(What is expected)
Copy out all the lines in the records that include the word "деятельности".

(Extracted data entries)

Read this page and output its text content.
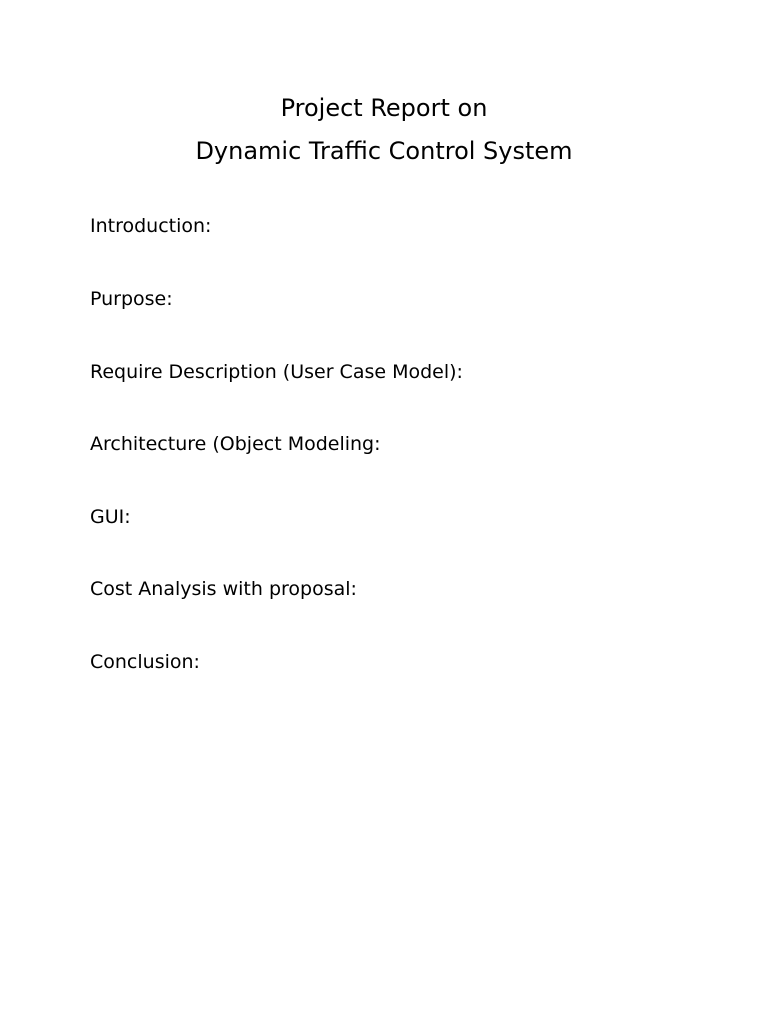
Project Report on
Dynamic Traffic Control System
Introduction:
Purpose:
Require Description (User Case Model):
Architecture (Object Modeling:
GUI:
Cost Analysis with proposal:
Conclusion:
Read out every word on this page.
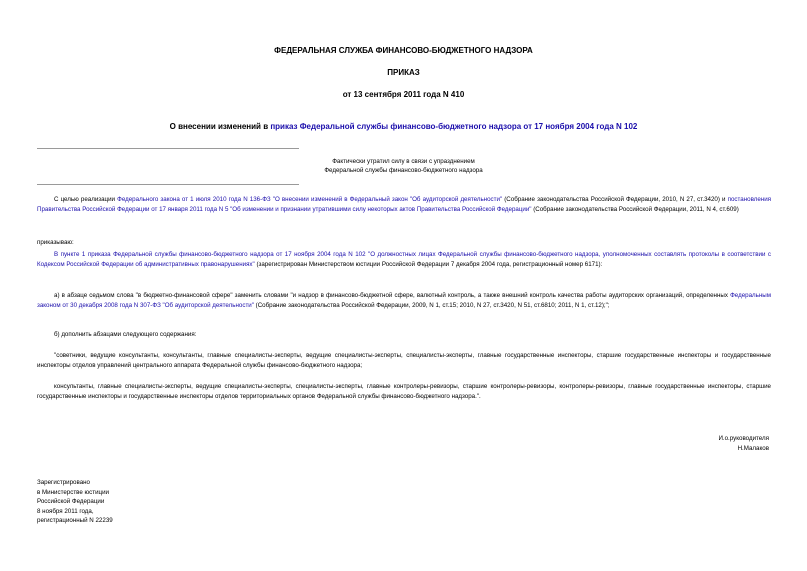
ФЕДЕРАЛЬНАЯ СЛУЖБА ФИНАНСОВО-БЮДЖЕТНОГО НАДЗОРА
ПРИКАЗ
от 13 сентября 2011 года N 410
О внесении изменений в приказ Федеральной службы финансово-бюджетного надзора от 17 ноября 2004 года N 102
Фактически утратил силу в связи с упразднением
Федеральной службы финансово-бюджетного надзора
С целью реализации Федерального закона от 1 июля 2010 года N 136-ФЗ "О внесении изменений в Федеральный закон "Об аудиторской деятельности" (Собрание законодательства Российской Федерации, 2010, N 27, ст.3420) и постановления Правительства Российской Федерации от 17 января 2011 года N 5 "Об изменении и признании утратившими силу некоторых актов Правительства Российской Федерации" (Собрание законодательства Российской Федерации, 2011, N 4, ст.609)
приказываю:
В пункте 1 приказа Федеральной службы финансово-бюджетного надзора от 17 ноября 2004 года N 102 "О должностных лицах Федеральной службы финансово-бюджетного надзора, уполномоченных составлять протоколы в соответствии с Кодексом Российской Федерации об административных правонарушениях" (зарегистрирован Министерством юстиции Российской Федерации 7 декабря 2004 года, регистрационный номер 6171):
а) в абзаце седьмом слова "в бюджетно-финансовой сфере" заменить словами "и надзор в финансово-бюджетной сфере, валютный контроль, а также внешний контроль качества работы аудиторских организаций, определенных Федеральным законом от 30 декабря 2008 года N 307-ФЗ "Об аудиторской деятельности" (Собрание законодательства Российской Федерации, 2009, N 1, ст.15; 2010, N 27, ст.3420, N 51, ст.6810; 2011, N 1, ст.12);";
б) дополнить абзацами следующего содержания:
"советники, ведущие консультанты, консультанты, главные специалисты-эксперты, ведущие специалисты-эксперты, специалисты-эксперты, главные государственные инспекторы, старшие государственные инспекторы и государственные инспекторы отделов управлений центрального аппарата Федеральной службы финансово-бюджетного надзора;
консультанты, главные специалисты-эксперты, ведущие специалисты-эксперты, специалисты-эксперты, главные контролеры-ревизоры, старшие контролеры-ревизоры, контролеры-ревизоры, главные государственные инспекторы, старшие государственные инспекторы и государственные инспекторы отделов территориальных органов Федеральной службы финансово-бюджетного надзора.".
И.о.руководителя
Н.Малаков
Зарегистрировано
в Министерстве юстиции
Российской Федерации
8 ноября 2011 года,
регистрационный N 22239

--

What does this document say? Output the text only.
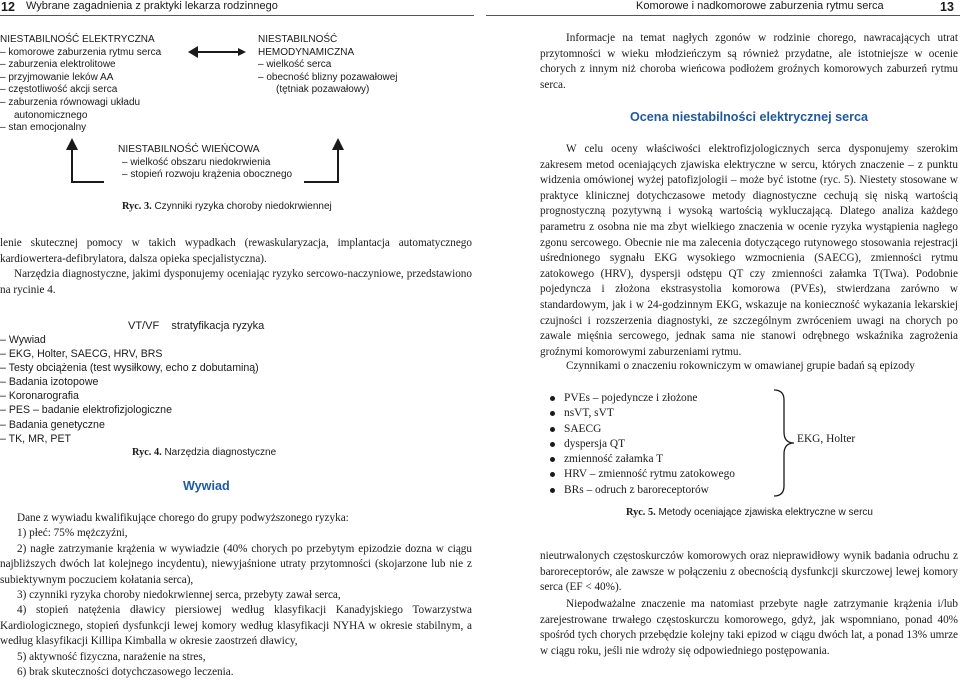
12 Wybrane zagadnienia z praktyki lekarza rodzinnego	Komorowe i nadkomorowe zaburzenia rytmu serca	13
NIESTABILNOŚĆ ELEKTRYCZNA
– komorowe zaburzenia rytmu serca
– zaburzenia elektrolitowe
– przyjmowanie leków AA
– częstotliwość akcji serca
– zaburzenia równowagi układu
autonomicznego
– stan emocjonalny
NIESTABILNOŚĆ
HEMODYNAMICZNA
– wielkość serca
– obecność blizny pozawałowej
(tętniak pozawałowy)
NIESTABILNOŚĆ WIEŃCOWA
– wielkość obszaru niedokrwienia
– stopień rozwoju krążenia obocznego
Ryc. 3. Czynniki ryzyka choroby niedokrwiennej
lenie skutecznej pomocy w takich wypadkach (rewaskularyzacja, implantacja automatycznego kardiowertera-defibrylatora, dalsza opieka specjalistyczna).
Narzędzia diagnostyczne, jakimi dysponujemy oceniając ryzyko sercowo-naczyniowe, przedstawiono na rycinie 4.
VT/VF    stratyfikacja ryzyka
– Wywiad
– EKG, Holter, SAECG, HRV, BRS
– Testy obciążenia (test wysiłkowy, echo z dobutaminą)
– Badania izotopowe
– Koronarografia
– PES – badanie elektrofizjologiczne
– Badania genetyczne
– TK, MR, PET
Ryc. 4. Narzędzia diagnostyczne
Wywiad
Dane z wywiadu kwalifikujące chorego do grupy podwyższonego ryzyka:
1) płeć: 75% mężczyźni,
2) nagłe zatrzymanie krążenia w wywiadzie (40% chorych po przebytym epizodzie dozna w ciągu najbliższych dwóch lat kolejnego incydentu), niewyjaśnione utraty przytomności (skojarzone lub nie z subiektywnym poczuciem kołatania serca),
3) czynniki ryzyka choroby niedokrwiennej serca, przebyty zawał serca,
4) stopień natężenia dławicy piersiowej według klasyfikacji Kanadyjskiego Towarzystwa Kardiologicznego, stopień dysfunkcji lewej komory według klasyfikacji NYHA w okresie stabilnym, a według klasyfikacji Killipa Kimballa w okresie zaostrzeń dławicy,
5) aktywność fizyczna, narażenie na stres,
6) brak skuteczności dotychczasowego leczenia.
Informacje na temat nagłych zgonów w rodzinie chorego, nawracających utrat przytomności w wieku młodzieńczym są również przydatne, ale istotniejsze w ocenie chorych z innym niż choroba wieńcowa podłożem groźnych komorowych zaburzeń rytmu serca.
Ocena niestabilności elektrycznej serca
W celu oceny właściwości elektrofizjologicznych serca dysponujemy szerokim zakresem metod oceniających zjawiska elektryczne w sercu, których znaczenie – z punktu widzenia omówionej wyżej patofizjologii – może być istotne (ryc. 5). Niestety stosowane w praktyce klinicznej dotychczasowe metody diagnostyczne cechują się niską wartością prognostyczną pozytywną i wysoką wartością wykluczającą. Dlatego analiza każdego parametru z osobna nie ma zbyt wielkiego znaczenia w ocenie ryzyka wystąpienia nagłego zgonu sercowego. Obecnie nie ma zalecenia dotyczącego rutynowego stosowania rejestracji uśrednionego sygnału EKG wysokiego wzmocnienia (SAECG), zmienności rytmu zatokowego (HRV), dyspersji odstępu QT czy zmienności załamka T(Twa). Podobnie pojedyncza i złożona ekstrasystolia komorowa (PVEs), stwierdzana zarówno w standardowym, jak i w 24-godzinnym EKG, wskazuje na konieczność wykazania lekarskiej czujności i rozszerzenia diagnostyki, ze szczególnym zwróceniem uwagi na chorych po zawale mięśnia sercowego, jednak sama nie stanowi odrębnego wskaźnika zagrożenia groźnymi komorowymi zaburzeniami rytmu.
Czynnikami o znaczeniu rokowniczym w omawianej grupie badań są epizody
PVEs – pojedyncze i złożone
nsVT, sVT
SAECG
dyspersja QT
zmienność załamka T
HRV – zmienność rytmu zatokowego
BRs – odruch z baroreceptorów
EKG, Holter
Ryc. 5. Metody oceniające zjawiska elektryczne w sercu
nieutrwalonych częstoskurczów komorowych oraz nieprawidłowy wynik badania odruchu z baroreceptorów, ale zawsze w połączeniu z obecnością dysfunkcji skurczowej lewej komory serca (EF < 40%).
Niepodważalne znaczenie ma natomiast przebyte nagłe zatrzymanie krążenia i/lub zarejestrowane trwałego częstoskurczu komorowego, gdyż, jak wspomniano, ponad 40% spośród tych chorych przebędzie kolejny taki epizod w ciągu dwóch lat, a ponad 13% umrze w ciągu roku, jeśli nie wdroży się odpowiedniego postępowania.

--

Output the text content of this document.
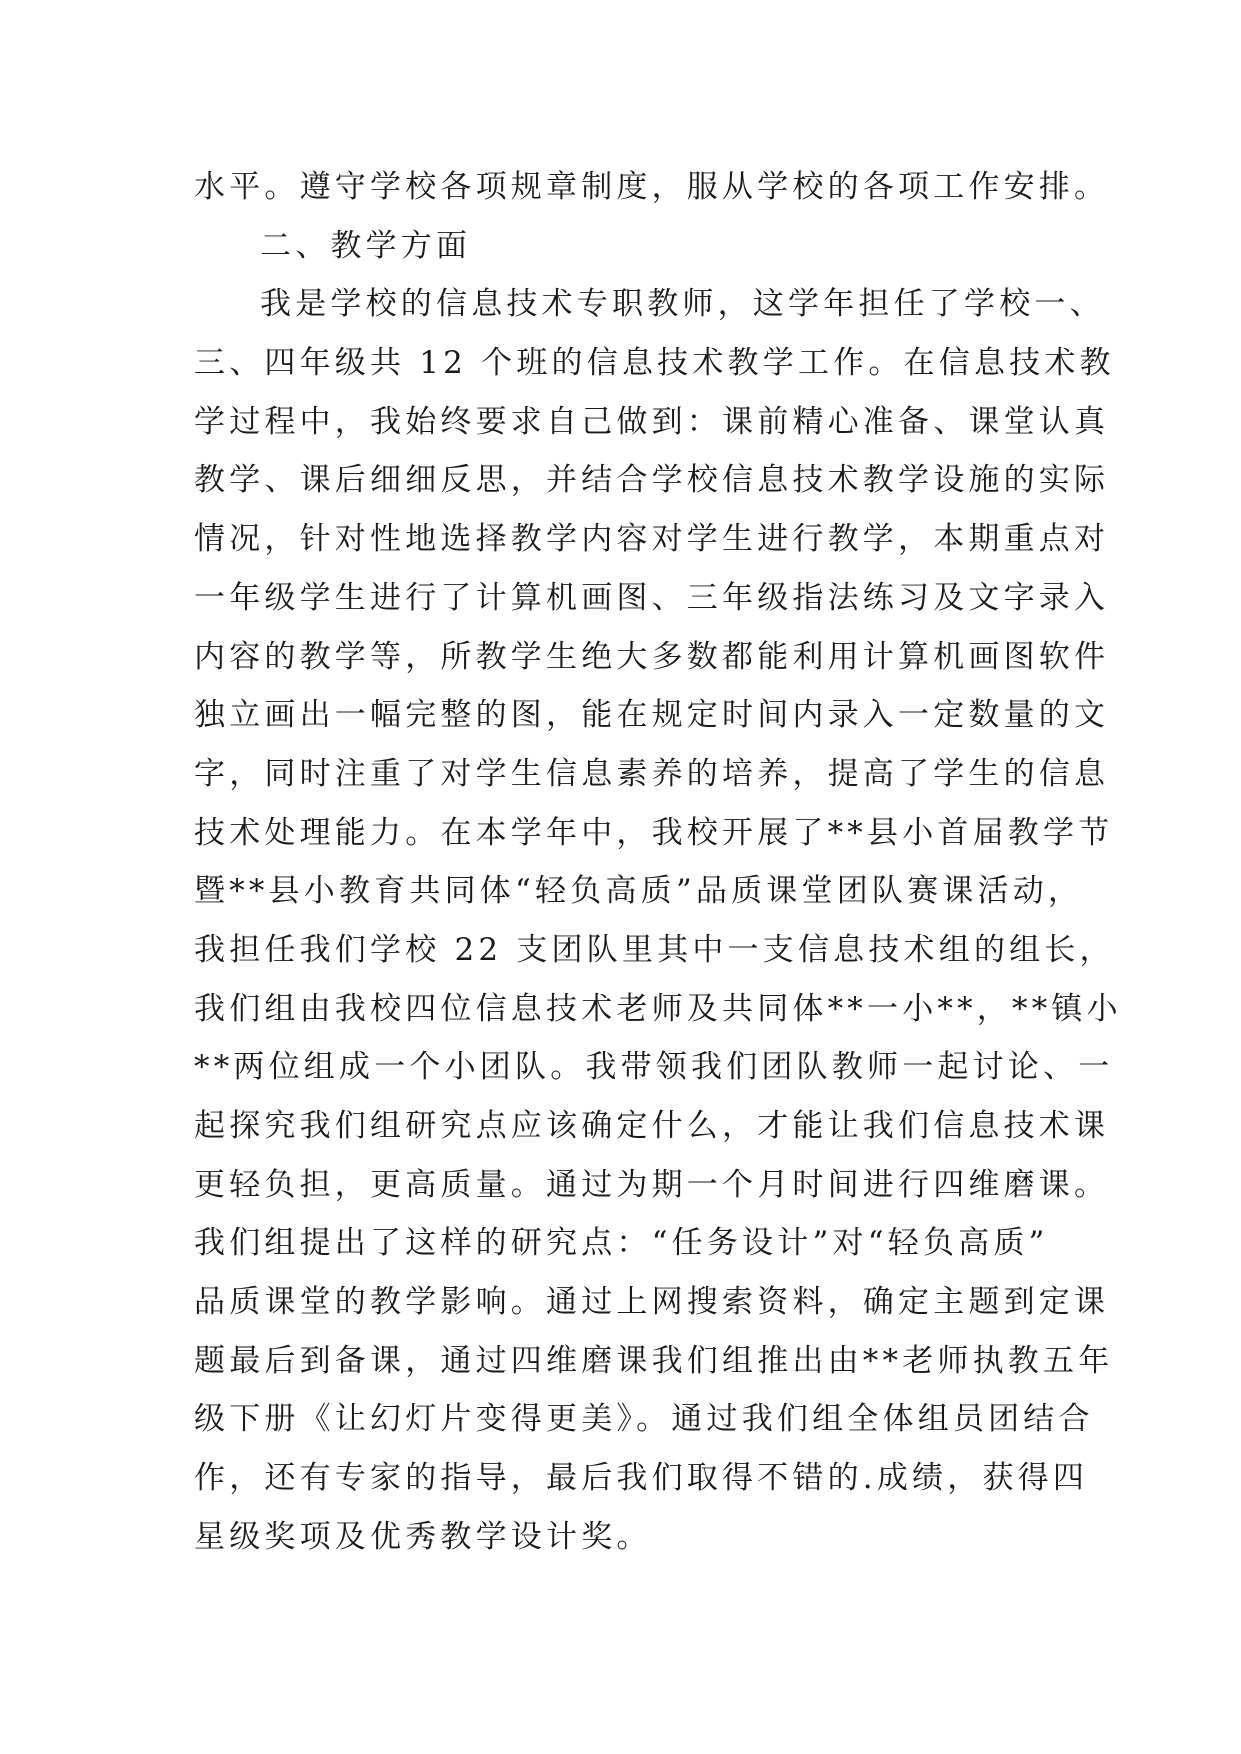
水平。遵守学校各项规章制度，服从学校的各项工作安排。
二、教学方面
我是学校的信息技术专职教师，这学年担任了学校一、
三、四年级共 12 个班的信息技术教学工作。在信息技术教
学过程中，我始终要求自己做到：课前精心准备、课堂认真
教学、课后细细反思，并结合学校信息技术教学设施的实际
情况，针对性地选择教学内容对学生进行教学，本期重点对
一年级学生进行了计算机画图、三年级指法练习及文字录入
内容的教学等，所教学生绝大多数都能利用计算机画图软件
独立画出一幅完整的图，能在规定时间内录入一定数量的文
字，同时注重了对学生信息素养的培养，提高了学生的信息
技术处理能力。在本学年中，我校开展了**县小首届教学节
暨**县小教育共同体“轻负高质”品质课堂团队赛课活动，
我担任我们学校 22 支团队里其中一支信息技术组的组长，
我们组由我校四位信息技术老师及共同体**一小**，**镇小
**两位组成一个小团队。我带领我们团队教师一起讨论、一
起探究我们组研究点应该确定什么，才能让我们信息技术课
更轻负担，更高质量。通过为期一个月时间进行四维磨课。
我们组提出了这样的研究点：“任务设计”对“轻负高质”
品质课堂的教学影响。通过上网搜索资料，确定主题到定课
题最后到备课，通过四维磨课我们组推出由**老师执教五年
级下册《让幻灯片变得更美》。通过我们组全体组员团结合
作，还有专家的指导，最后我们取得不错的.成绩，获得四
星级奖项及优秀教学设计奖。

(Response to the exercise)
С целью реализации Федерального закона от 1 июля 2010 года N 136-ФЗ "О внесении изменений в Федеральный закон "Об аудиторской деятельности" (Собрание законодательства Российской Федерации, 2010, N 27, ст.3420) и постановления Правительства Российской Федерации от 17 января 2011 года N 5 "Об изменении и признании утратившими силу некоторых актов Правительства Российской Федерации" (Собрание законодательства Российской Федерации, 2011, N 4, ст.609)
а) в абзаце седьмом слова "в бюджетно-финансовой сфере" заменить словами "и надзор в финансово-бюджетной сфере, валютный контроль, а также внешний контроль качества работы аудиторских организаций, определенных Федеральным законом от 30 декабря 2008 года N 307-ФЗ "Об аудиторской деятельности" (Собрание законодательства Российской Федерации, 2009, N 1, ст.15; 2010, N 27, ст.3420, N 51, ст.6810; 2011, N 1, ст.12);";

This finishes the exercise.